Can you print the data exactly and leave out each image?
====== Available records ======
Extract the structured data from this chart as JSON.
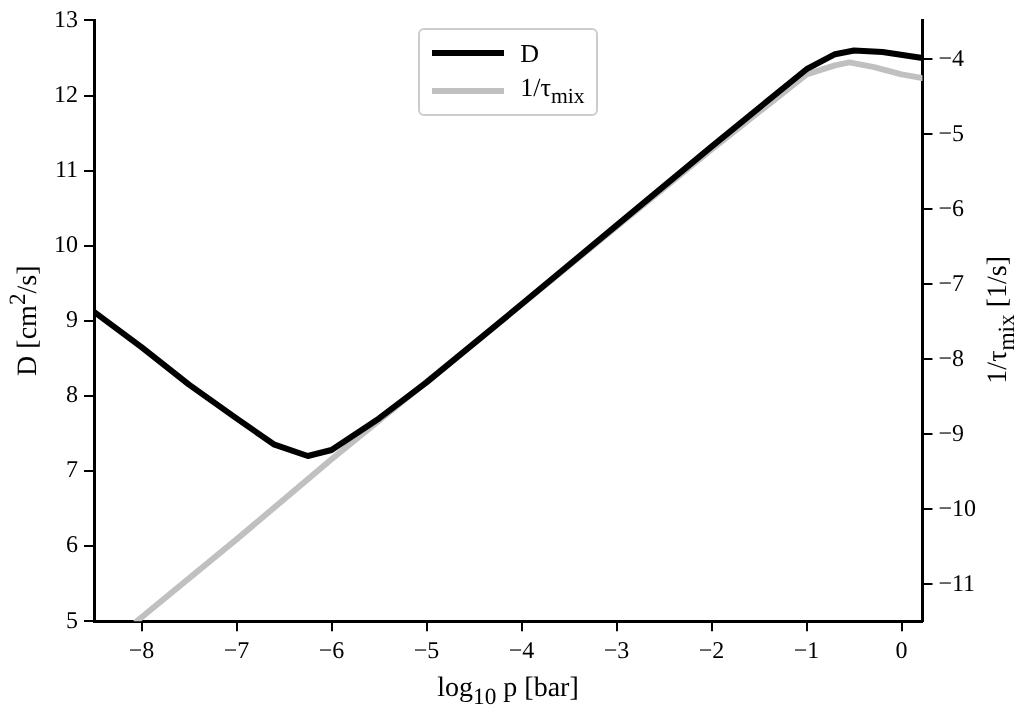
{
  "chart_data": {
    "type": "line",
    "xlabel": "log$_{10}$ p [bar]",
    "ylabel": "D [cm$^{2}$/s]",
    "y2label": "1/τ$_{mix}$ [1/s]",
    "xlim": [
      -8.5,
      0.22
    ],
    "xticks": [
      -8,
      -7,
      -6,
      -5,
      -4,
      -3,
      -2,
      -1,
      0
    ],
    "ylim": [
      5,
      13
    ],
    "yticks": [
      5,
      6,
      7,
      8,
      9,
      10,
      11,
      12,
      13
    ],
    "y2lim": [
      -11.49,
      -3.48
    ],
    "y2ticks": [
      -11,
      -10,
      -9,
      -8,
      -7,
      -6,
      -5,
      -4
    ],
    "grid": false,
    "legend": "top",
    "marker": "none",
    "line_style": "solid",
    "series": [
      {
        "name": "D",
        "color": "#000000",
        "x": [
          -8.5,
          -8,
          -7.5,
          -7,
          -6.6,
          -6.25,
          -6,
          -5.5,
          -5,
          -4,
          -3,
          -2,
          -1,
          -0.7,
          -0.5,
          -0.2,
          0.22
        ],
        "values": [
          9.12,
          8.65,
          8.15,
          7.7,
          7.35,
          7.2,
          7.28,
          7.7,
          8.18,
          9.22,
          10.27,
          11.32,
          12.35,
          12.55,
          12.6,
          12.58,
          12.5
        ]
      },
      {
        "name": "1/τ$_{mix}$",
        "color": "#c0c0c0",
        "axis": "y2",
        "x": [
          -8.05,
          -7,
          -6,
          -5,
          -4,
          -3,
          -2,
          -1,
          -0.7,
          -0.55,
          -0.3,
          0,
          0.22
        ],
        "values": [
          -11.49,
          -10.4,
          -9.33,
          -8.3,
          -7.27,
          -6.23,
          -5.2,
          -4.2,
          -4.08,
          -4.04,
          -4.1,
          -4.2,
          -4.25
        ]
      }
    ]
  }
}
======
■ **Task output**:
Extract the structured data from this chart as JSON.
{
  "chart_data": {
    "type": "line",
    "xlabel": "log$_{10}$ p [bar]",
    "ylabel": "D [cm$^{2}$/s]",
    "y2label": "1/τ$_{mix}$ [1/s]",
    "xlim": [
      -8.5,
      0.22
    ],
    "xticks": [
      -8,
      -7,
      -6,
      -5,
      -4,
      -3,
      -2,
      -1,
      0
    ],
    "ylim": [
      5,
      13
    ],
    "yticks": [
      5,
      6,
      7,
      8,
      9,
      10,
      11,
      12,
      13
    ],
    "y2lim": [
      -11.49,
      -3.48
    ],
    "y2ticks": [
      -11,
      -10,
      -9,
      -8,
      -7,
      -6,
      -5,
      -4
    ],
    "grid": false,
    "legend": "top",
    "marker": "none",
    "line_style": "solid",
    "series": [
      {
        "name": "D",
        "color": "#000000",
        "x": [
          -8.5,
          -8,
          -7.5,
          -7,
          -6.6,
          -6.25,
          -6,
          -5.5,
          -5,
          -4,
          -3,
          -2,
          -1,
          -0.7,
          -0.5,
          -0.2,
          0.22
        ],
        "values": [
          9.12,
          8.65,
          8.15,
          7.7,
          7.35,
          7.2,
          7.28,
          7.7,
          8.18,
          9.22,
          10.27,
          11.32,
          12.35,
          12.55,
          12.6,
          12.58,
          12.5
        ]
      },
      {
        "name": "1/τ$_{mix}$",
        "color": "#c0c0c0",
        "axis": "y2",
        "x": [
          -8.05,
          -7,
          -6,
          -5,
          -4,
          -3,
          -2,
          -1,
          -0.7,
          -0.55,
          -0.3,
          0,
          0.22
        ],
        "values": [
          -11.49,
          -10.4,
          -9.33,
          -8.3,
          -7.27,
          -6.23,
          -5.2,
          -4.2,
          -4.08,
          -4.04,
          -4.1,
          -4.2,
          -4.25
        ]
      }
    ]
  }
}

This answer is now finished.